What the exercise asks — Lines containing the word "izbornik" are to be counted; state their number and nothing further.

[Records from a data source]
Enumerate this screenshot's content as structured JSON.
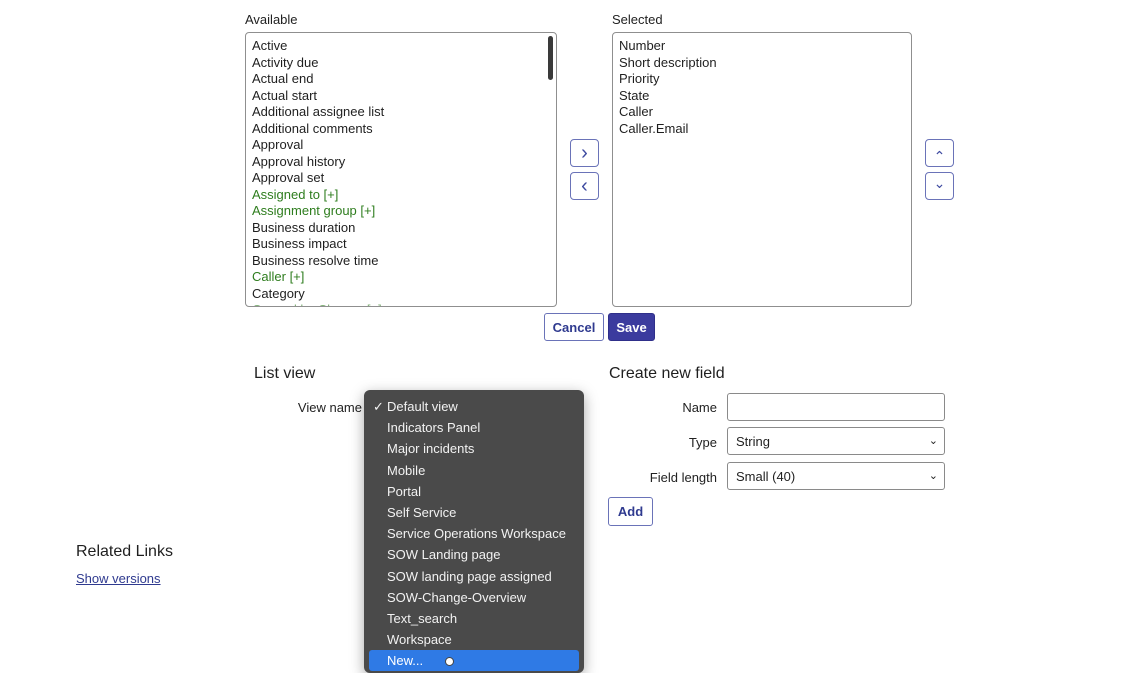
{
  "slushbucket": {
    "available_label": "Available",
    "selected_label": "Selected",
    "available_items": [
      {
        "label": "Active",
        "kind": "plain"
      },
      {
        "label": "Activity due",
        "kind": "plain"
      },
      {
        "label": "Actual end",
        "kind": "plain"
      },
      {
        "label": "Actual start",
        "kind": "plain"
      },
      {
        "label": "Additional assignee list",
        "kind": "plain"
      },
      {
        "label": "Additional comments",
        "kind": "plain"
      },
      {
        "label": "Approval",
        "kind": "plain"
      },
      {
        "label": "Approval history",
        "kind": "plain"
      },
      {
        "label": "Approval set",
        "kind": "plain"
      },
      {
        "label": "Assigned to [+]",
        "kind": "reference"
      },
      {
        "label": "Assignment group [+]",
        "kind": "reference"
      },
      {
        "label": "Business duration",
        "kind": "plain"
      },
      {
        "label": "Business impact",
        "kind": "plain"
      },
      {
        "label": "Business resolve time",
        "kind": "plain"
      },
      {
        "label": "Caller [+]",
        "kind": "reference"
      },
      {
        "label": "Category",
        "kind": "plain"
      },
      {
        "label": "Caused by Change [+]",
        "kind": "cut"
      }
    ],
    "selected_items": [
      "Number",
      "Short description",
      "Priority",
      "State",
      "Caller",
      "Caller.Email"
    ],
    "add_arrow": "›",
    "remove_arrow": "‹",
    "move_up_arrow": "⌃",
    "move_down_arrow": "⌄",
    "cancel_label": "Cancel",
    "save_label": "Save"
  },
  "list_view": {
    "title": "List view",
    "view_name_label": "View name",
    "dropdown": {
      "options": [
        {
          "label": "Default view",
          "checked": true,
          "highlighted": false
        },
        {
          "label": "Indicators Panel",
          "checked": false,
          "highlighted": false
        },
        {
          "label": "Major incidents",
          "checked": false,
          "highlighted": false
        },
        {
          "label": "Mobile",
          "checked": false,
          "highlighted": false
        },
        {
          "label": "Portal",
          "checked": false,
          "highlighted": false
        },
        {
          "label": "Self Service",
          "checked": false,
          "highlighted": false
        },
        {
          "label": "Service Operations Workspace",
          "checked": false,
          "highlighted": false
        },
        {
          "label": "SOW Landing page",
          "checked": false,
          "highlighted": false
        },
        {
          "label": "SOW landing page assigned",
          "checked": false,
          "highlighted": false
        },
        {
          "label": "SOW-Change-Overview",
          "checked": false,
          "highlighted": false
        },
        {
          "label": "Text_search",
          "checked": false,
          "highlighted": false
        },
        {
          "label": "Workspace",
          "checked": false,
          "highlighted": false
        },
        {
          "label": "New...",
          "checked": false,
          "highlighted": true
        }
      ],
      "check_glyph": "✓"
    }
  },
  "create_field": {
    "title": "Create new field",
    "name_label": "Name",
    "name_value": "",
    "type_label": "Type",
    "type_value": "String",
    "length_label": "Field length",
    "length_value": "Small (40)",
    "add_label": "Add",
    "select_chevron": "⌄"
  },
  "related_links": {
    "title": "Related Links",
    "show_versions": "Show versions"
  },
  "colors": {
    "reference_field": "#2e7d1e",
    "primary": "#3b3b9e",
    "menu_bg": "#4a4a4a",
    "menu_highlight": "#2f7ae5"
  }
}
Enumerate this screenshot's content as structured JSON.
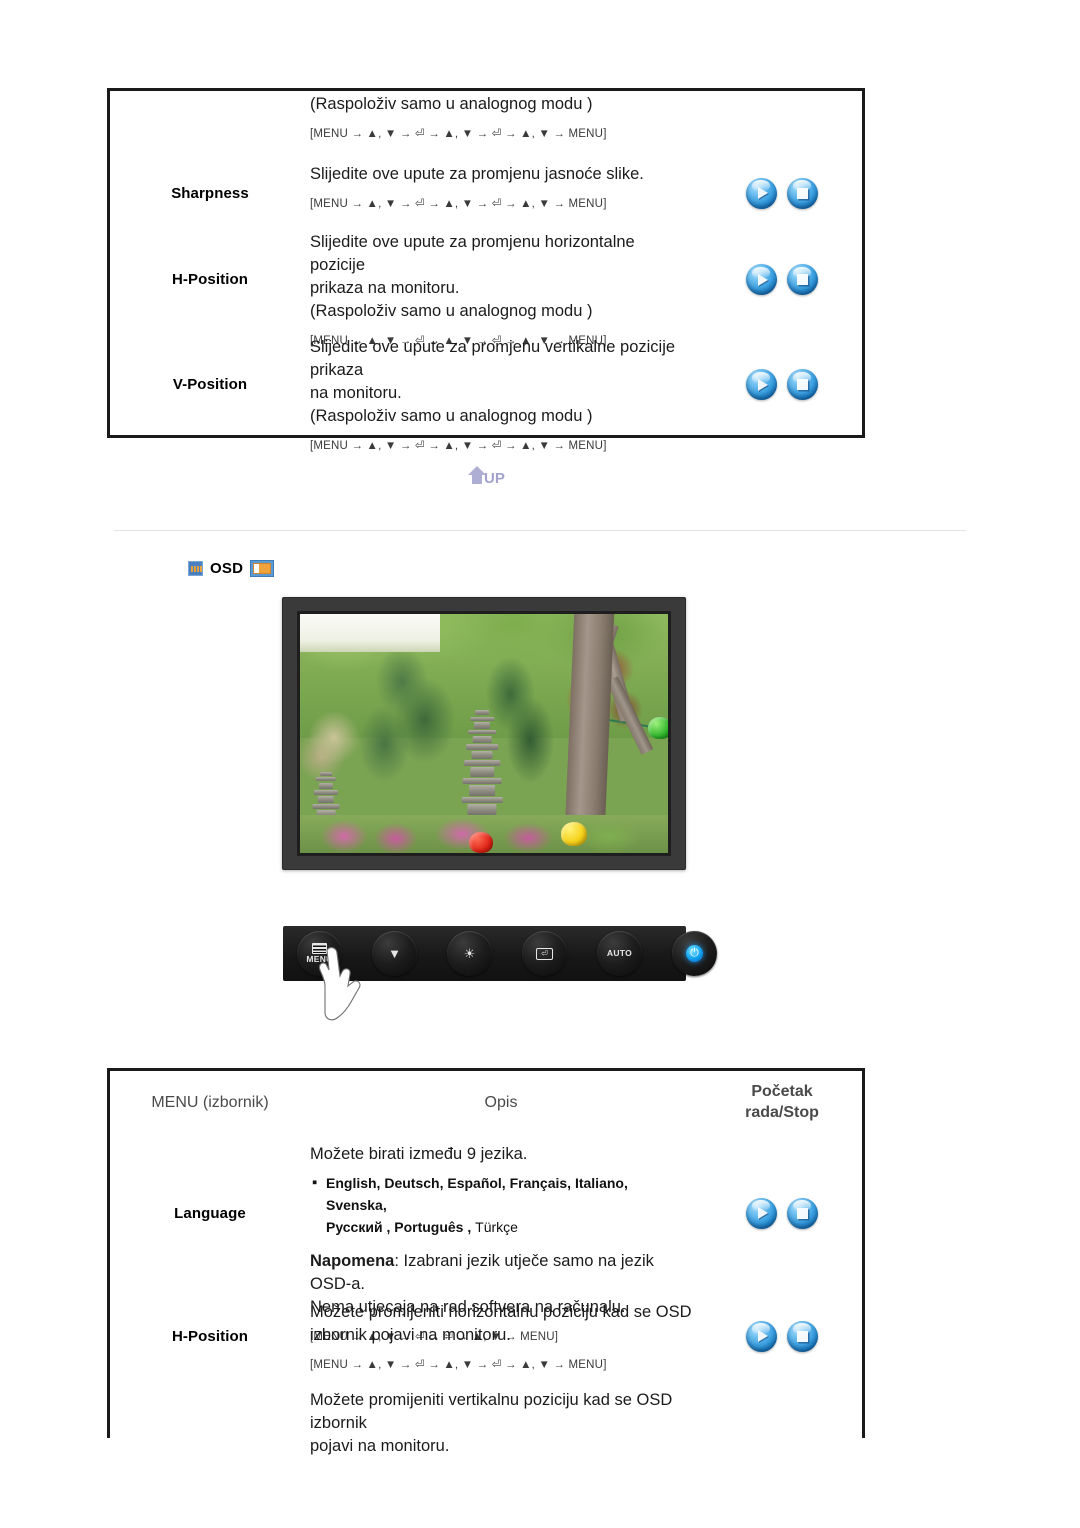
{
  "top_table": {
    "rows": [
      {
        "menu": "",
        "desc_lines": [
          "(Raspoloživ samo u analognog modu )"
        ],
        "nav": "[MENU → ▲, ▼ → ⏎ → ▲, ▼ → ⏎ → ▲, ▼ → MENU]",
        "has_buttons": false
      },
      {
        "menu": "Sharpness",
        "desc_lines": [
          "Slijedite ove upute za promjenu jasnoće slike."
        ],
        "nav": "[MENU → ▲, ▼ → ⏎ → ▲, ▼ → ⏎ → ▲, ▼ → MENU]",
        "has_buttons": true
      },
      {
        "menu": "H-Position",
        "desc_lines": [
          "Slijedite ove upute za promjenu horizontalne pozicije",
          "prikaza na monitoru.",
          "(Raspoloživ samo u analognog modu )"
        ],
        "nav": "[MENU → ▲, ▼ → ⏎ → ▲, ▼ → ⏎ → ▲, ▼ → MENU]",
        "has_buttons": true
      },
      {
        "menu": "V-Position",
        "desc_lines": [
          "Slijedite ove upute za promjenu vertikalne pozicije prikaza",
          "na monitoru.",
          "(Raspoloživ samo u analognog modu )"
        ],
        "nav": "[MENU → ▲, ▼ → ⏎ → ▲, ▼ → ⏎ → ▲, ▼ → MENU]",
        "has_buttons": true
      }
    ]
  },
  "up_badge": {
    "label": "UP"
  },
  "osd_section": {
    "title": "OSD"
  },
  "control_bar": {
    "buttons": [
      {
        "name": "menu-button",
        "label": "MENU",
        "icon": "menu-icon"
      },
      {
        "name": "down-button",
        "label": "",
        "icon": "down-arrow-icon"
      },
      {
        "name": "up-button",
        "label": "",
        "icon": "brightness-icon"
      },
      {
        "name": "enter-button",
        "label": "",
        "icon": "enter-icon"
      },
      {
        "name": "auto-button",
        "label": "AUTO",
        "icon": ""
      },
      {
        "name": "power-button",
        "label": "",
        "icon": "power-icon"
      }
    ]
  },
  "bottom_table": {
    "headers": {
      "menu": "MENU (izbornik)",
      "desc": "Opis",
      "start_line1": "Početak",
      "start_line2": "rada/Stop"
    },
    "rows": [
      {
        "menu": "Language",
        "intro": "Možete birati između 9 jezika.",
        "langs_line1": "English, Deutsch, Español, Français,  Italiano, Svenska,",
        "langs_line2_a": "Русский , Português , ",
        "langs_line2_b": "Türkçe",
        "note_label": "Napomena",
        "note_text": ": Izabrani jezik utječe samo na jezik OSD-a.",
        "note_text2": "Nema utjecaja na rad softvera na računalu.",
        "nav": "[MENU → ▲, ▼ → ⏎ → ⏎ → ▲, ▼ → MENU]",
        "has_buttons": true
      },
      {
        "menu": "H-Position",
        "desc_lines": [
          "Možete promijeniti horizontalnu poziciju kad se OSD",
          "izbornik pojavi na monitoru."
        ],
        "nav": "[MENU → ▲, ▼ → ⏎ → ▲, ▼ → ⏎ → ▲, ▼ → MENU]",
        "has_buttons": true
      },
      {
        "menu": "",
        "desc_lines": [
          "Možete promijeniti vertikalnu poziciju kad se OSD izbornik",
          "pojavi na monitoru."
        ],
        "nav": "",
        "has_buttons": false
      }
    ]
  },
  "colors": {
    "border": "#1a1a1a",
    "accent_blue": "#3a9fe0",
    "osd_orange": "#f0a33a",
    "up_purple": "#a2a2cc",
    "divider": "#e2e2e2"
  }
}
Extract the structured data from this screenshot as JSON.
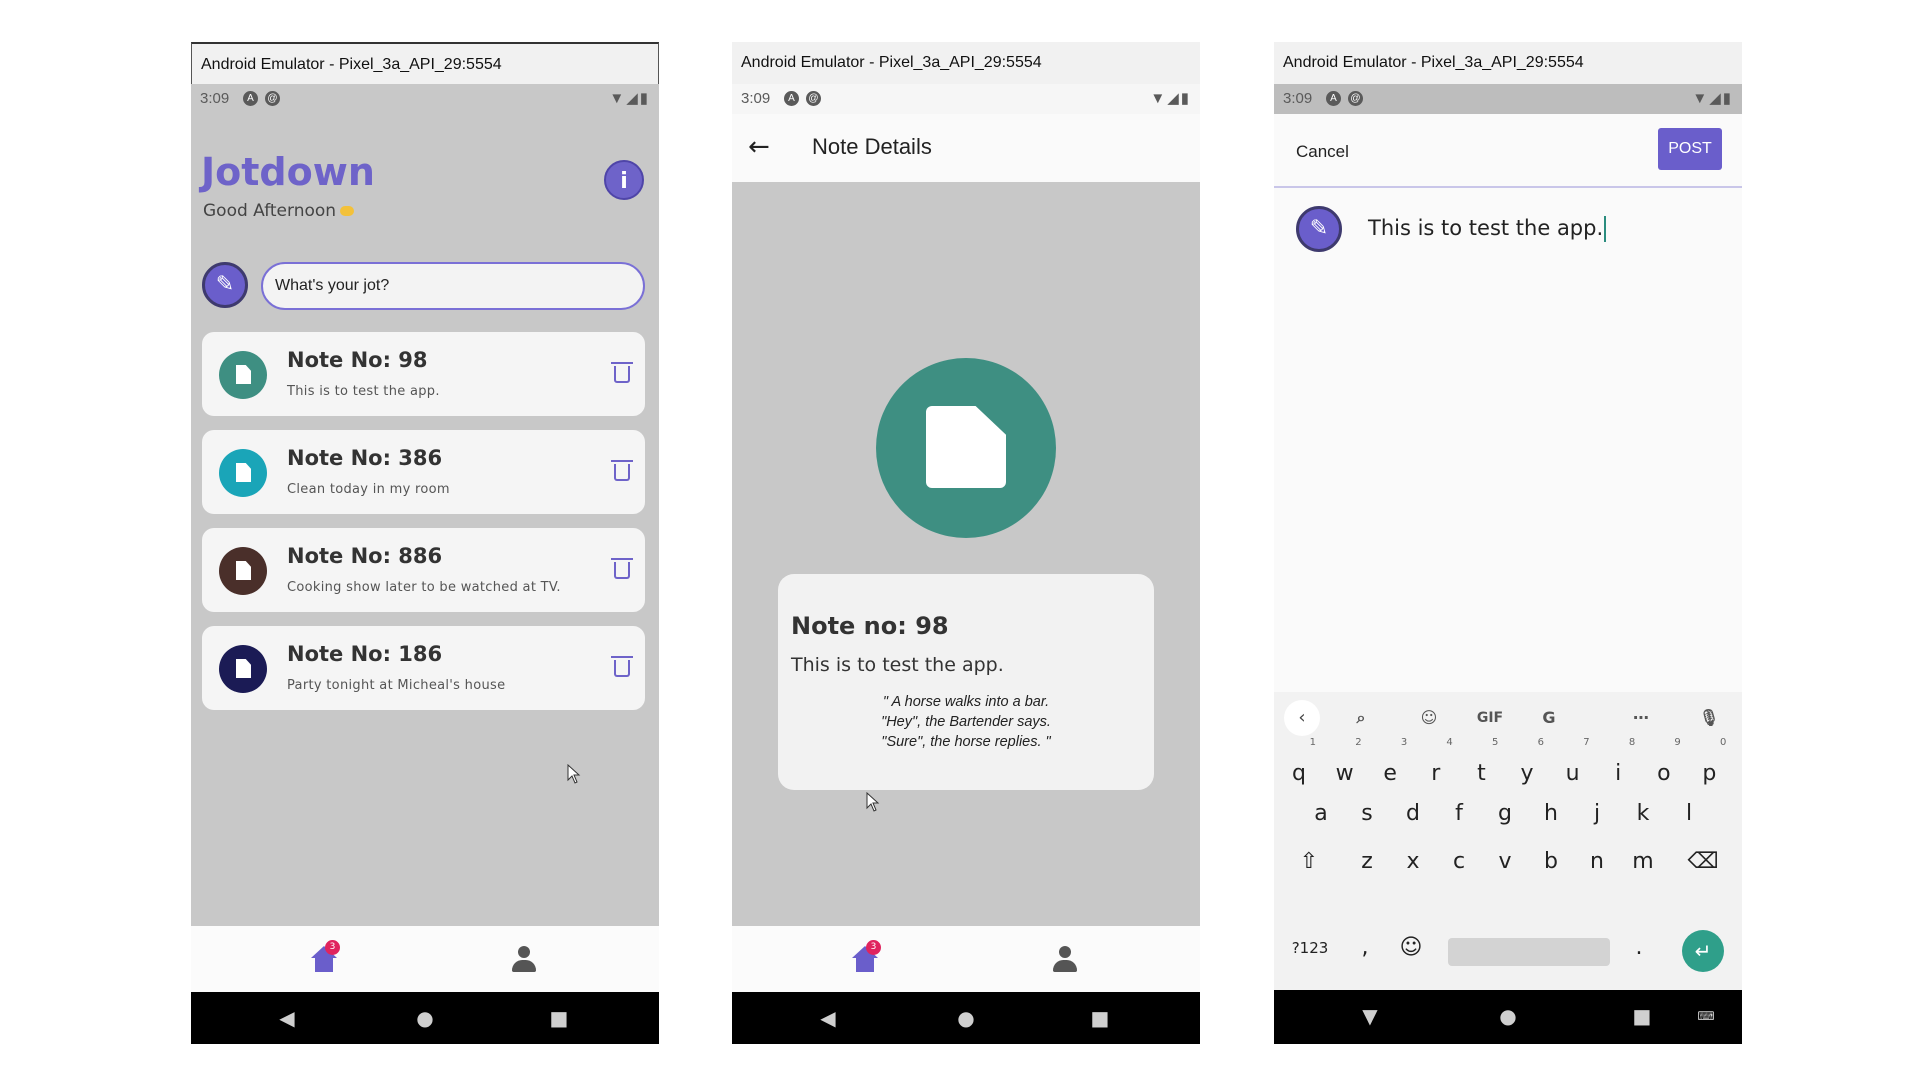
{
  "emulator_title": "Android Emulator - Pixel_3a_API_29:5554",
  "status_time": "3:09",
  "home_badge": "3",
  "screen1": {
    "app_name": "Jotdown",
    "greeting": "Good Afternoon",
    "input_value": "What's your jot?",
    "notes": [
      {
        "title": "Note No: 98",
        "subtitle": "This is to test the app.",
        "color": "#3e8f82"
      },
      {
        "title": "Note No: 386",
        "subtitle": "Clean today in my room",
        "color": "#1aa5b8"
      },
      {
        "title": "Note No: 886",
        "subtitle": "Cooking show later to be watched at TV.",
        "color": "#4a2f2a"
      },
      {
        "title": "Note No: 186",
        "subtitle": "Party tonight at Micheal's house",
        "color": "#1b1b55"
      }
    ]
  },
  "screen2": {
    "title": "Note Details",
    "note_title": "Note no: 98",
    "note_body": "This is to test the app.",
    "quote_lines": [
      "\" A horse walks into a bar.",
      "\"Hey\", the Bartender says.",
      "\"Sure\", the horse replies. \""
    ]
  },
  "screen3": {
    "cancel_label": "Cancel",
    "post_label": "POST",
    "post_text": "This is to test the app.",
    "keyboard": {
      "gif_label": "GIF",
      "row1": [
        {
          "k": "q",
          "n": "1"
        },
        {
          "k": "w",
          "n": "2"
        },
        {
          "k": "e",
          "n": "3"
        },
        {
          "k": "r",
          "n": "4"
        },
        {
          "k": "t",
          "n": "5"
        },
        {
          "k": "y",
          "n": "6"
        },
        {
          "k": "u",
          "n": "7"
        },
        {
          "k": "i",
          "n": "8"
        },
        {
          "k": "o",
          "n": "9"
        },
        {
          "k": "p",
          "n": "0"
        }
      ],
      "row2": [
        "a",
        "s",
        "d",
        "f",
        "g",
        "h",
        "j",
        "k",
        "l"
      ],
      "row3": [
        "z",
        "x",
        "c",
        "v",
        "b",
        "n",
        "m"
      ],
      "symbols_label": "?123",
      "comma": ",",
      "period": "."
    }
  }
}
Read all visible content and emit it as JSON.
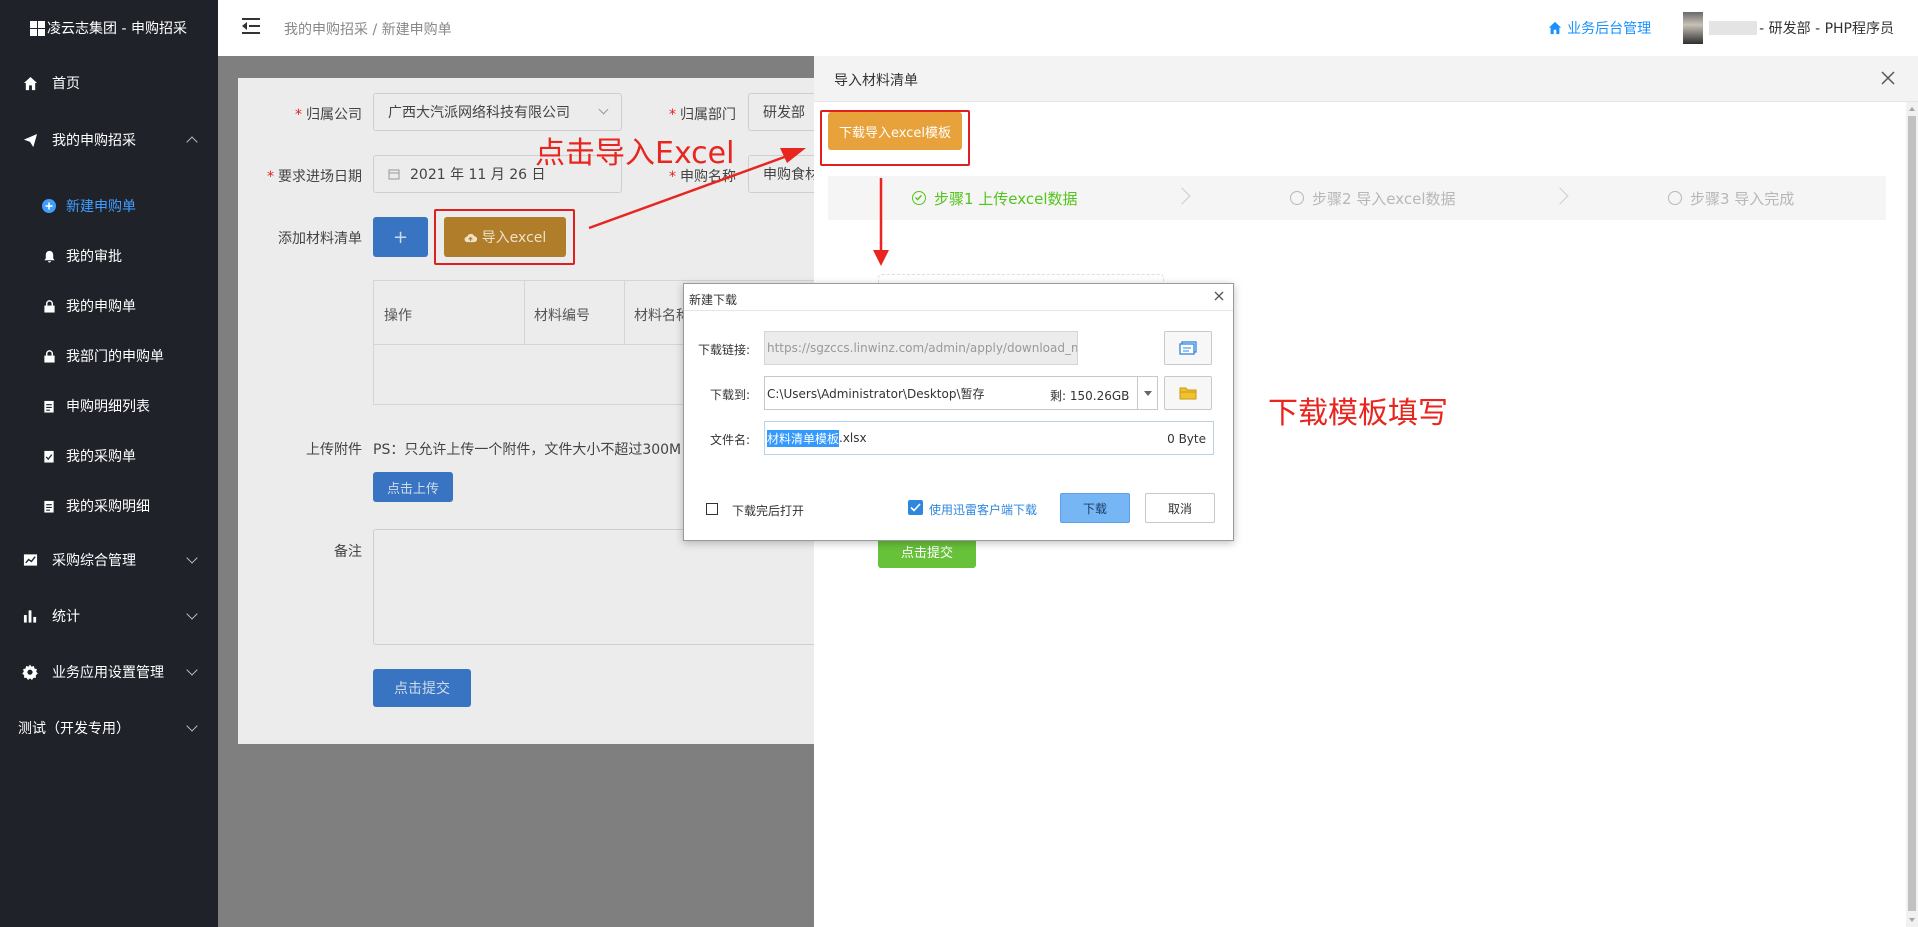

Final answer — 3